Text shown: Begin
Between 2012 and 2014, I visited roughly 30 colleges and universities, applied to 16 and chose Vanderbilt as the place that would best fit my needs and wants in a school. One factor in my search was the political climate of the different campuses. When I say that, however, I do not necessarily mean that I needed a right-wing echo chamber. If that were my goal, I would have exclusively looked at known conservative schools or state schools in deeply red states. I was mostly looking for a healthy political climate where conservative views would be heard and respected on campus.
When I arrived at Vanderbilt in 2014, I definitely felt that Vanderbilt lived up to that goal. I had often heard it said that Vanderbilt was the “most conservative top 20 university” (or various iterations of that concept), and I definitely do think that was accurate four years ago. My freshman seminar class was essentially on Obamacare, and half of the class was opposed to the bill. According to AnchorLink membership, the College Republicans (VCR) were several times larger than the College Democrats; additionally, VCR was far more active on campus and far more universally conservative than it is today. Conservative perspectives were generally respected. I would certainly say that a majority of the people I met my freshman year leaned to the right. Conservative speakers were brought to campus, both by the administration and by student groups. Groups on the left were certainly still active too– the Vanderbilt Feminists were particularly active that year– but, most of all, there was a strong sense of open dialogue and exchange of ideas on campus.
Even then, there were worrying signs. The Hustler used the cover page of its print edition to endorse the “No on 1” campaign (opposition to a pro-life ballot initiative). As a Vanderbilt student who regularly campaigned for “Yes on 1” in my free time, I felt that the “campus elites,” as I would come to call them, were completely ignoring my perspective. The bigger turning point, however, was the 2016 presidential election. In the primary season, I was supporting Senator Marco Rubio and was on the executive board of the Vanderbilt Students for Rubio. I actually found it really easy to find students who supported Rubio, and I often wonder if Vanderbilt would still be the traditional center-right Vanderbilt had someone like Rubio, a very conservative Republican, but one whose rhetoric could have appealed to college students, won the Republican nomination.
Following President Trump’s nomination, the political climate on campus changed entirely. When I debated a left-wing activist on social issues two weeks before the election, I now know there was a room full of students watching a live stream and jeering me and my values. I do think that former VSG President Ariana Fowler (who was very vocal in her support for Hillary Clinton in 2016) was a major driving force behind the sudden liberal turn of the campus, as she allowed student government’s role to switch from issues of campus life to being a mouthpiece for the left-wing agenda.
Text shown: End
**Instructions to follow**
In the essay on Vanderbilt's political climate, which candidate did the writer support during the 2016 primary season? The entries are separate material, apart from the essay on Vanderbilt's political climate.
Exercise data: Begin
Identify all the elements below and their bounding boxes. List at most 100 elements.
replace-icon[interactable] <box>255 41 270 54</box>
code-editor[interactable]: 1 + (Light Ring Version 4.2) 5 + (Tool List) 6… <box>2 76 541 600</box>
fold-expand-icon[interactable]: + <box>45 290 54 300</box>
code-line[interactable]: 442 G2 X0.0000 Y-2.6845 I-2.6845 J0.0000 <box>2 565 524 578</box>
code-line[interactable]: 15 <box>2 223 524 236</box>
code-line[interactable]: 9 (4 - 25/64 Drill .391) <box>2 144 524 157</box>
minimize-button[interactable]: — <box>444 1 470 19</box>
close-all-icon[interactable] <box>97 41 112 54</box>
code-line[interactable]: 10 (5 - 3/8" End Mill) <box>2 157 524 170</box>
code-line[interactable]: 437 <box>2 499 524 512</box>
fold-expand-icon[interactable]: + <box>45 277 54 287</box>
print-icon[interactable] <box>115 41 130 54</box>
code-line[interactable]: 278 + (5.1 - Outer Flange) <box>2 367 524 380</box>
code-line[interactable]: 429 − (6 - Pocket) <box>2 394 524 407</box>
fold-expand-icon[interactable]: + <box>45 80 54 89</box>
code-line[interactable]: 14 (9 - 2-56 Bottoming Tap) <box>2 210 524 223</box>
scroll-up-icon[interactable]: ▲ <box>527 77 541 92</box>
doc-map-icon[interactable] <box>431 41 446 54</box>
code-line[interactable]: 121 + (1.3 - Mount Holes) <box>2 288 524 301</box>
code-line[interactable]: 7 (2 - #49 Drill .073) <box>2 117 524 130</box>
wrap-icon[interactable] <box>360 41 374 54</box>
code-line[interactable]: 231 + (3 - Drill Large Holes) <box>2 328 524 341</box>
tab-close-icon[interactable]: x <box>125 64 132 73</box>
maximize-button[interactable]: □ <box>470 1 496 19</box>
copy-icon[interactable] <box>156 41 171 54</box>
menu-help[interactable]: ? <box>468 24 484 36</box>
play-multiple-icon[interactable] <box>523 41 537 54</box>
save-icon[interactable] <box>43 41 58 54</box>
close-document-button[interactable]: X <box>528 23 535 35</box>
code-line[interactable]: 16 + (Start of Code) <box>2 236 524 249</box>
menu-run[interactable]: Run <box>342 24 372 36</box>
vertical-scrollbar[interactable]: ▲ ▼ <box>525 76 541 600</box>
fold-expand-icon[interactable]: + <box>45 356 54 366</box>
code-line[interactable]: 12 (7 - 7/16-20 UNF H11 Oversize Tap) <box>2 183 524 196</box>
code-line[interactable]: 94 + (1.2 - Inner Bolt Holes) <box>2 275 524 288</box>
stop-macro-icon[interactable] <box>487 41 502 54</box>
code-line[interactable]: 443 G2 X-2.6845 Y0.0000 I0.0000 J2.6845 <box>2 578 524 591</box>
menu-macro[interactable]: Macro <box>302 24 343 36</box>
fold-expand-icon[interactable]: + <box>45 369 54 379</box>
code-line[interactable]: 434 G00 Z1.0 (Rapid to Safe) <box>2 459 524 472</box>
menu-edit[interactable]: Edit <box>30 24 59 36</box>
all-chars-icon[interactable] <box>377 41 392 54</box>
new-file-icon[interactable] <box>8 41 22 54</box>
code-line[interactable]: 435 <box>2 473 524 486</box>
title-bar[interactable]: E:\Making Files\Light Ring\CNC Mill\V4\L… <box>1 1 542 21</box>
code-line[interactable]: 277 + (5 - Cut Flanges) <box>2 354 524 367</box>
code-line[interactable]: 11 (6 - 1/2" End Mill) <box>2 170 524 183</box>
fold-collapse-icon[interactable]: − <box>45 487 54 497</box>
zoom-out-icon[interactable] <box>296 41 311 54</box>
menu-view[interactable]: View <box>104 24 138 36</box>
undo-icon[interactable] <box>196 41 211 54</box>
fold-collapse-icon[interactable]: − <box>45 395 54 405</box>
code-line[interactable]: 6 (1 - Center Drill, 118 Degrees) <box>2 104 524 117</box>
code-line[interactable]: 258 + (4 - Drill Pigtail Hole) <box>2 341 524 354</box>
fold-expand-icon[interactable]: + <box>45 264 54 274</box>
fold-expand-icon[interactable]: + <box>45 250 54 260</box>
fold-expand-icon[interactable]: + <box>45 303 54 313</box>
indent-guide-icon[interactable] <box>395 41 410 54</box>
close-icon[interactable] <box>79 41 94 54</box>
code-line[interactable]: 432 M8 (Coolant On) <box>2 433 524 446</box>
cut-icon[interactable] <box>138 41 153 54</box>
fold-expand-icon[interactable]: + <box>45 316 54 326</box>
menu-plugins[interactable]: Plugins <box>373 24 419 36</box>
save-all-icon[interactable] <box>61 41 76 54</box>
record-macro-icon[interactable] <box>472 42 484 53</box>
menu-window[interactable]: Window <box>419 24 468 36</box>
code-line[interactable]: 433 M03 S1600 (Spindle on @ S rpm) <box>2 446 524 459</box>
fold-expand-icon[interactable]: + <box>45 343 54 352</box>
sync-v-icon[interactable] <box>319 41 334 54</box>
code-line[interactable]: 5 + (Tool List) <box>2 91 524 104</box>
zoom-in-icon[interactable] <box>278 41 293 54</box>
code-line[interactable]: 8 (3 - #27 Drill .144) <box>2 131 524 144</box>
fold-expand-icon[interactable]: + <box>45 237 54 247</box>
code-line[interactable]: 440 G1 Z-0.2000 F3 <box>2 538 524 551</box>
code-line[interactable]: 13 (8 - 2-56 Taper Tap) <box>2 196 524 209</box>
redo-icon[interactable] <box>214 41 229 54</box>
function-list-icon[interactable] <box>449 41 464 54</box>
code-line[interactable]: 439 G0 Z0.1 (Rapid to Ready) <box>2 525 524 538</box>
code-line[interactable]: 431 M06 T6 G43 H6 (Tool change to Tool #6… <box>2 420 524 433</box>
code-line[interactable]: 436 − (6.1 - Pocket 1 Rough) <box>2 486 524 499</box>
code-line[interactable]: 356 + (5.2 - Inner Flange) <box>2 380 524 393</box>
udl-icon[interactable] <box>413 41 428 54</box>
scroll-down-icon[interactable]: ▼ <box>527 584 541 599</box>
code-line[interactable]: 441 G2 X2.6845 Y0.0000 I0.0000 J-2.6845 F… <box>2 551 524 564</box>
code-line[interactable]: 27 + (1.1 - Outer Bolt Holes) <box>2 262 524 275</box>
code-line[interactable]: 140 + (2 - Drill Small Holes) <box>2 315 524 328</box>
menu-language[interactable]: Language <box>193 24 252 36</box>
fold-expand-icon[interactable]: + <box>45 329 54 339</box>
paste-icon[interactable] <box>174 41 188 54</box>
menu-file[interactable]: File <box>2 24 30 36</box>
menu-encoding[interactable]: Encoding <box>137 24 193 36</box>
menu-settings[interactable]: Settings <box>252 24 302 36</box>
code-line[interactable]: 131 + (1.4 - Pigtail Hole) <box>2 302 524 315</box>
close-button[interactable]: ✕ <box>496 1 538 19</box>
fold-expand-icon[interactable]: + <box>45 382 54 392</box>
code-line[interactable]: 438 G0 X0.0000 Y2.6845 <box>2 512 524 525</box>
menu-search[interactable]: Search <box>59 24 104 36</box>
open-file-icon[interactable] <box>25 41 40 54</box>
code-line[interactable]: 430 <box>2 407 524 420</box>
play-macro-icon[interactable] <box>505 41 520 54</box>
Exercise data: End
**Result**
Senator Marco Rubio.